-- Entries shown --

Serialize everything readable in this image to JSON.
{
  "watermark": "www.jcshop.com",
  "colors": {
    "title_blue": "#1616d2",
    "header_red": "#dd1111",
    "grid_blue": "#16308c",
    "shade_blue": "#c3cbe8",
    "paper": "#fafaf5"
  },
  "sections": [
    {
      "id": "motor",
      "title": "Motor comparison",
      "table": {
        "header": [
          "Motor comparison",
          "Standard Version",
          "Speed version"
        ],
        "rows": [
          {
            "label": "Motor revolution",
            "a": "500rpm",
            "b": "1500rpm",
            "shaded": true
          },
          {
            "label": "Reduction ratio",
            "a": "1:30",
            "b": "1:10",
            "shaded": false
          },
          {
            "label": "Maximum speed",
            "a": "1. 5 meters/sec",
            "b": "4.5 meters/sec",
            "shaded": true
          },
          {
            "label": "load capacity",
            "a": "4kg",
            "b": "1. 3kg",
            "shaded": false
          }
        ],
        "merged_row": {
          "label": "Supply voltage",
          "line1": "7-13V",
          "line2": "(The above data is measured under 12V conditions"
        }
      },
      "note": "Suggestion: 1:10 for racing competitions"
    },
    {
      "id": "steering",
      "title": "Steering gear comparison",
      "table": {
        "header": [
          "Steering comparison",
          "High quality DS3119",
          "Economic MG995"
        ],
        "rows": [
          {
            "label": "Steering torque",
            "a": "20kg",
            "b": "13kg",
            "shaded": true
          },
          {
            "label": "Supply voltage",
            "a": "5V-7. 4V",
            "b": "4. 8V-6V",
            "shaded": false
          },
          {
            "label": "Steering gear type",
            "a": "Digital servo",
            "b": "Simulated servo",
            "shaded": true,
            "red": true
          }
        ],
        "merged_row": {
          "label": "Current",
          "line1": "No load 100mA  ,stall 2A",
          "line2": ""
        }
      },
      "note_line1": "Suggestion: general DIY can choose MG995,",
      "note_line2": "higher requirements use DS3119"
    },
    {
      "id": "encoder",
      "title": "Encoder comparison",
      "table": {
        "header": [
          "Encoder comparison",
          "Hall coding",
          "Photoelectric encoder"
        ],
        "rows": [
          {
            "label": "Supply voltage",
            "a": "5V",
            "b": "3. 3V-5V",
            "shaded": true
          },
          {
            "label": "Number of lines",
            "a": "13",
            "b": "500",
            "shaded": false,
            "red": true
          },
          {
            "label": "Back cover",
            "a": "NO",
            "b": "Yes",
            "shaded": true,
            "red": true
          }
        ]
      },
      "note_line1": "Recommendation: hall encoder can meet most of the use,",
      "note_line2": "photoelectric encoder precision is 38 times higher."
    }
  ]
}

-- Task --
Output the lines above verbatim and in full.

-- Written reply --
Serialize everything readable in this image to JSON.
{
  "watermark": "www.jcshop.com",
  "colors": {
    "title_blue": "#1616d2",
    "header_red": "#dd1111",
    "grid_blue": "#16308c",
    "shade_blue": "#c3cbe8",
    "paper": "#fafaf5"
  },
  "sections": [
    {
      "id": "motor",
      "title": "Motor comparison",
      "table": {
        "header": [
          "Motor comparison",
          "Standard Version",
          "Speed version"
        ],
        "rows": [
          {
            "label": "Motor revolution",
            "a": "500rpm",
            "b": "1500rpm",
            "shaded": true
          },
          {
            "label": "Reduction ratio",
            "a": "1:30",
            "b": "1:10",
            "shaded": false
          },
          {
            "label": "Maximum speed",
            "a": "1. 5 meters/sec",
            "b": "4.5 meters/sec",
            "shaded": true
          },
          {
            "label": "load capacity",
            "a": "4kg",
            "b": "1. 3kg",
            "shaded": false
          }
        ],
        "merged_row": {
          "label": "Supply voltage",
          "line1": "7-13V",
          "line2": "(The above data is measured under 12V conditions"
        }
      },
      "note": "Suggestion: 1:10 for racing competitions"
    },
    {
      "id": "steering",
      "title": "Steering gear comparison",
      "table": {
        "header": [
          "Steering comparison",
          "High quality DS3119",
          "Economic MG995"
        ],
        "rows": [
          {
            "label": "Steering torque",
            "a": "20kg",
            "b": "13kg",
            "shaded": true
          },
          {
            "label": "Supply voltage",
            "a": "5V-7. 4V",
            "b": "4. 8V-6V",
            "shaded": false
          },
          {
            "label": "Steering gear type",
            "a": "Digital servo",
            "b": "Simulated servo",
            "shaded": true,
            "red": true
          }
        ],
        "merged_row": {
          "label": "Current",
          "line1": "No load 100mA  ,stall 2A",
          "line2": ""
        }
      },
      "note_line1": "Suggestion: general DIY can choose MG995,",
      "note_line2": "higher requirements use DS3119"
    },
    {
      "id": "encoder",
      "title": "Encoder comparison",
      "table": {
        "header": [
          "Encoder comparison",
          "Hall coding",
          "Photoelectric encoder"
        ],
        "rows": [
          {
            "label": "Supply voltage",
            "a": "5V",
            "b": "3. 3V-5V",
            "shaded": true
          },
          {
            "label": "Number of lines",
            "a": "13",
            "b": "500",
            "shaded": false,
            "red": true
          },
          {
            "label": "Back cover",
            "a": "NO",
            "b": "Yes",
            "shaded": true,
            "red": true
          }
        ]
      },
      "note_line1": "Recommendation: hall encoder can meet most of the use,",
      "note_line2": "photoelectric encoder precision is 38 times higher."
    }
  ]
}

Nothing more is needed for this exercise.